[Start INPUT ROWS]
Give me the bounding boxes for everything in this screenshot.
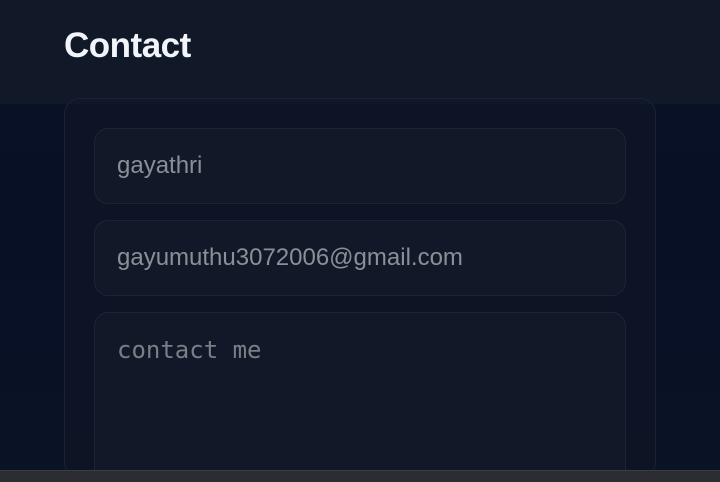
message-textarea[interactable]: contact me bbox=[94, 312, 626, 482]
name-field[interactable]: gayathri bbox=[94, 128, 626, 204]
page-header: Contact bbox=[0, 0, 720, 104]
bottom-bar bbox=[0, 470, 720, 482]
page-title: Contact bbox=[64, 26, 191, 65]
email-field[interactable]: gayumuthu3072006@gmail.com bbox=[94, 220, 626, 296]
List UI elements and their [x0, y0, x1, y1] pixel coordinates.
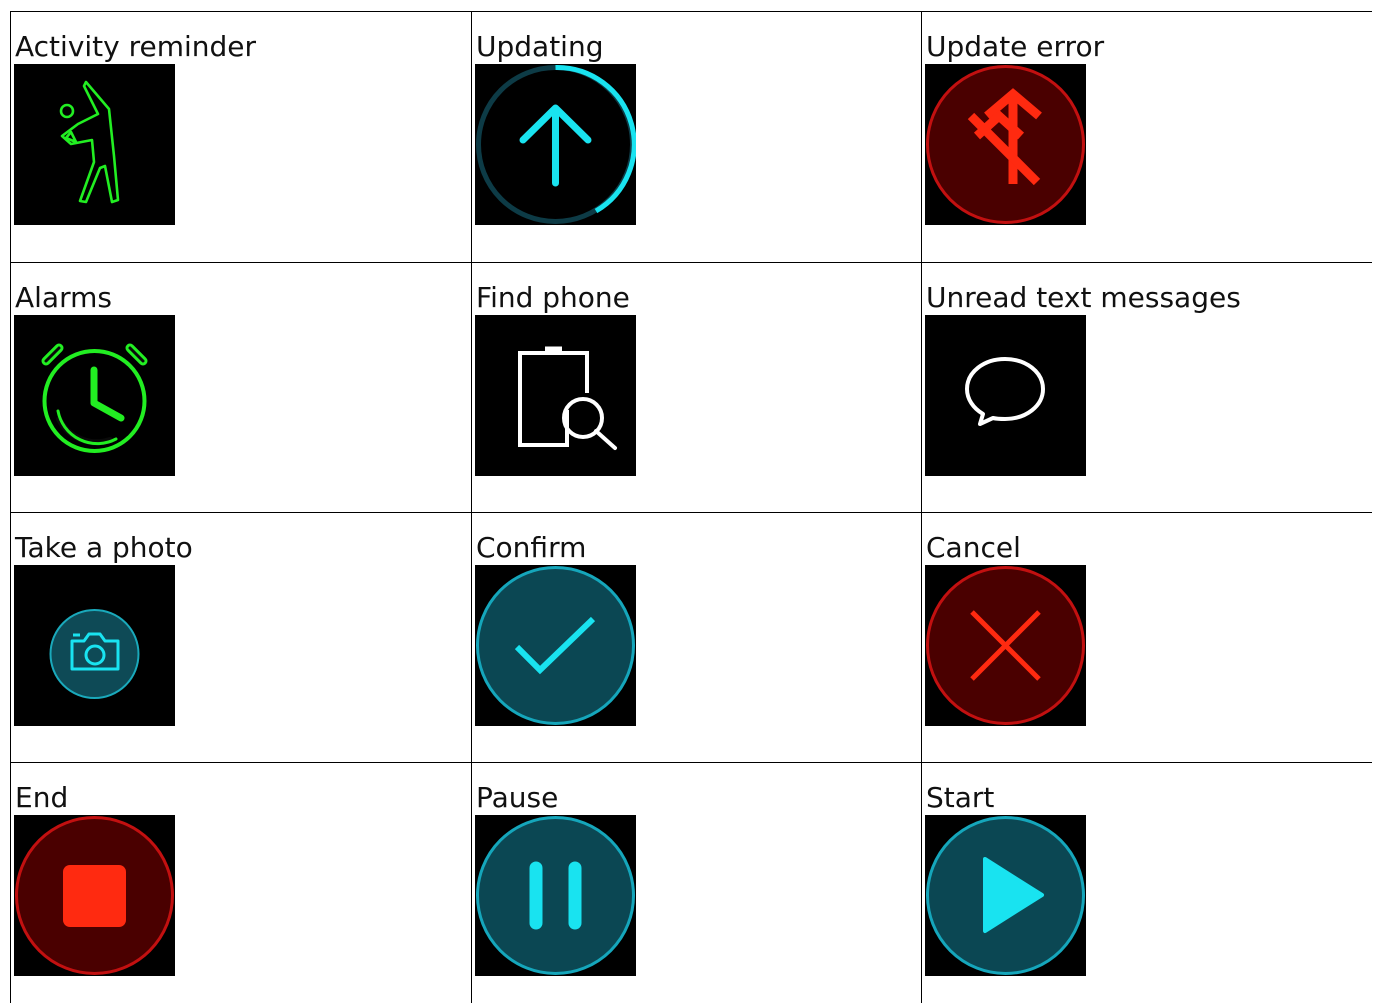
cell-label: Activity reminder [15, 30, 257, 63]
table-row: Activity reminder Updating Update error [10, 11, 1372, 263]
start-icon [925, 815, 1086, 976]
table-cell: Confirm [471, 512, 922, 763]
message-icon [925, 315, 1086, 476]
cell-label: Update error [926, 30, 1105, 63]
table-cell: Activity reminder [10, 11, 472, 263]
cell-label: Unread text messages [926, 281, 1241, 314]
camera-icon [14, 565, 175, 726]
activity-reminder-icon [14, 64, 175, 225]
end-icon [14, 815, 175, 976]
table-cell: Unread text messages [921, 262, 1372, 513]
cell-label: Start [926, 781, 995, 814]
table-cell: Updating [471, 11, 922, 263]
cell-label: Cancel [926, 531, 1021, 564]
table-cell: End [10, 762, 472, 1003]
confirm-icon [475, 565, 636, 726]
table-cell: Alarms [10, 262, 472, 513]
updating-icon [475, 64, 636, 225]
table-cell: Update error [921, 11, 1372, 263]
table-cell: Start [921, 762, 1372, 1003]
cancel-icon [925, 565, 1086, 726]
table-cell: Cancel [921, 512, 1372, 763]
cell-label: Confirm [476, 531, 587, 564]
table-cell: Find phone [471, 262, 922, 513]
cell-label: Find phone [476, 281, 630, 314]
cell-label: Pause [476, 781, 559, 814]
cell-label: Alarms [15, 281, 112, 314]
table-row: End Pause Start [10, 762, 1372, 1003]
table-row: Alarms Find phone Unread text messages [10, 262, 1372, 513]
table-cell: Pause [471, 762, 922, 1003]
update-error-icon [925, 64, 1086, 225]
alarm-icon [14, 315, 175, 476]
cell-label: Updating [476, 30, 604, 63]
cell-label: End [15, 781, 69, 814]
icon-reference-table: Activity reminder Updating Update error … [10, 11, 1372, 1003]
find-phone-icon [475, 315, 636, 476]
pause-icon [475, 815, 636, 976]
table-cell: Take a photo [10, 512, 472, 763]
cell-label: Take a photo [15, 531, 193, 564]
table-row: Take a photo Confirm Cancel [10, 512, 1372, 763]
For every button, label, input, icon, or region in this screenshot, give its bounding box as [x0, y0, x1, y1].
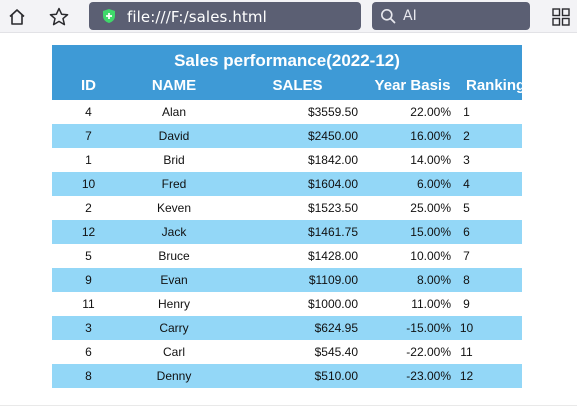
cell-year-basis: 22.00% — [358, 100, 451, 124]
header-ranking: Ranking — [451, 75, 525, 100]
cell-id: 4 — [52, 100, 125, 124]
apps-button[interactable] — [544, 0, 577, 33]
cell-name: Carry — [125, 316, 223, 340]
header-sales: SALES — [223, 75, 358, 100]
cell-sales: $545.40 — [223, 340, 358, 364]
cell-name: Henry — [125, 292, 223, 316]
apps-grid-icon — [551, 7, 570, 26]
cell-ranking: 1 — [451, 100, 522, 124]
cell-ranking: 3 — [451, 148, 522, 172]
cell-id: 11 — [52, 292, 125, 316]
favorite-button[interactable] — [42, 0, 76, 33]
cell-id: 8 — [52, 364, 125, 388]
cell-name: Fred — [125, 172, 223, 196]
cell-year-basis: 15.00% — [358, 220, 451, 244]
cell-year-basis: -22.00% — [358, 340, 451, 364]
search-input[interactable]: AI — [403, 8, 417, 24]
cell-ranking: 8 — [451, 268, 522, 292]
cell-name: Carl — [125, 340, 223, 364]
cell-year-basis: 16.00% — [358, 124, 451, 148]
url-text[interactable]: file:///F:/sales.html — [127, 8, 267, 26]
cell-sales: $2450.00 — [223, 124, 358, 148]
address-bar[interactable]: file:///F:/sales.html — [89, 2, 430, 30]
cell-sales: $1842.00 — [223, 148, 358, 172]
cell-ranking: 10 — [451, 316, 522, 340]
cell-name: David — [125, 124, 223, 148]
cell-name: Brid — [125, 148, 223, 172]
cell-name: Evan — [125, 268, 223, 292]
cell-year-basis: 14.00% — [358, 148, 451, 172]
table-row: 8 Denny $510.00 -23.00% 12 — [52, 364, 522, 388]
sales-table: Sales performance(2022-12) ID NAME SALES… — [52, 45, 525, 388]
table-row: 5 Bruce $1428.00 10.00% 7 — [52, 244, 522, 268]
cell-sales: $624.95 — [223, 316, 358, 340]
cell-id: 3 — [52, 316, 125, 340]
table-row: 4 Alan $3559.50 22.00% 1 — [52, 100, 522, 124]
cell-ranking: 11 — [451, 340, 522, 364]
cell-ranking: 2 — [451, 124, 522, 148]
header-id: ID — [52, 75, 125, 100]
home-button[interactable] — [0, 0, 34, 33]
cell-sales: $510.00 — [223, 364, 358, 388]
table-header-row: ID NAME SALES Year Basis Ranking — [52, 75, 525, 100]
cell-ranking: 7 — [451, 244, 522, 268]
cell-id: 10 — [52, 172, 125, 196]
search-bar[interactable]: AI — [372, 2, 530, 30]
search-icon — [381, 9, 396, 24]
cell-id: 6 — [52, 340, 125, 364]
cell-sales: $1461.75 — [223, 220, 358, 244]
cell-sales: $3559.50 — [223, 100, 358, 124]
cell-name: Alan — [125, 100, 223, 124]
home-icon — [9, 8, 25, 25]
table-row: 1 Brid $1842.00 14.00% 3 — [52, 148, 522, 172]
table-row: 2 Keven $1523.50 25.00% 5 — [52, 196, 522, 220]
header-year-basis: Year Basis — [358, 75, 451, 100]
star-icon — [49, 7, 69, 25]
cell-ranking: 6 — [451, 220, 522, 244]
cell-ranking: 5 — [451, 196, 522, 220]
browser-toolbar: file:///F:/sales.html AI — [0, 0, 577, 33]
header-name: NAME — [125, 75, 223, 100]
cell-sales: $1428.00 — [223, 244, 358, 268]
cell-year-basis: 11.00% — [358, 292, 451, 316]
cell-year-basis: 10.00% — [358, 244, 451, 268]
shield-plus-icon — [103, 9, 115, 23]
cell-ranking: 9 — [451, 292, 522, 316]
cell-id: 1 — [52, 148, 125, 172]
table-row: 11 Henry $1000.00 11.00% 9 — [52, 292, 522, 316]
cell-sales: $1523.50 — [223, 196, 358, 220]
cell-name: Bruce — [125, 244, 223, 268]
cell-sales: $1604.00 — [223, 172, 358, 196]
cell-year-basis: 25.00% — [358, 196, 451, 220]
cell-id: 7 — [52, 124, 125, 148]
cell-ranking: 4 — [451, 172, 522, 196]
table-row: 6 Carl $545.40 -22.00% 11 — [52, 340, 522, 364]
cell-id: 5 — [52, 244, 125, 268]
cell-id: 9 — [52, 268, 125, 292]
cell-name: Denny — [125, 364, 223, 388]
table-row: 9 Evan $1109.00 8.00% 8 — [52, 268, 522, 292]
cell-year-basis: 6.00% — [358, 172, 451, 196]
table-row: 12 Jack $1461.75 15.00% 6 — [52, 220, 522, 244]
cell-year-basis: -23.00% — [358, 364, 451, 388]
cell-name: Keven — [125, 196, 223, 220]
cell-sales: $1109.00 — [223, 268, 358, 292]
cell-id: 12 — [52, 220, 125, 244]
page-bottom-divider — [0, 405, 577, 406]
page-content: Sales performance(2022-12) ID NAME SALES… — [0, 34, 577, 408]
cell-year-basis: -15.00% — [358, 316, 451, 340]
cell-ranking: 12 — [451, 364, 522, 388]
cell-sales: $1000.00 — [223, 292, 358, 316]
cell-year-basis: 8.00% — [358, 268, 451, 292]
table-row: 10 Fred $1604.00 6.00% 4 — [52, 172, 522, 196]
table-row: 7 David $2450.00 16.00% 2 — [52, 124, 522, 148]
cell-id: 2 — [52, 196, 125, 220]
cell-name: Jack — [125, 220, 223, 244]
table-row: 3 Carry $624.95 -15.00% 10 — [52, 316, 522, 340]
table-title: Sales performance(2022-12) — [52, 45, 522, 75]
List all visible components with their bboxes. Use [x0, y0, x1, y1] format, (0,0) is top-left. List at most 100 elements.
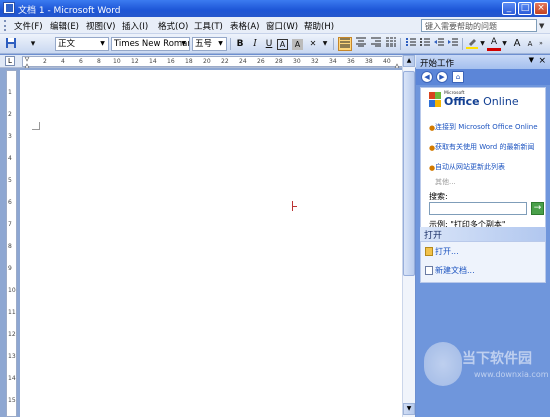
[End INPUT ROWS]
§ **EXERCISE**
Copy out the part of the entries that opens with the line containing "message-textarea[interactable]: contact me" and closes with the line containing "page-title: Contact bbox=[64, 26, 191, 65]", including both of those lines.

§ **TASK ANSWER**
message-textarea[interactable]: contact me bbox=[94, 312, 626, 482]
name-field[interactable]: gayathri bbox=[94, 128, 626, 204]
page-header: Contact bbox=[0, 0, 720, 104]
bottom-bar bbox=[0, 470, 720, 482]
page-title: Contact bbox=[64, 26, 191, 65]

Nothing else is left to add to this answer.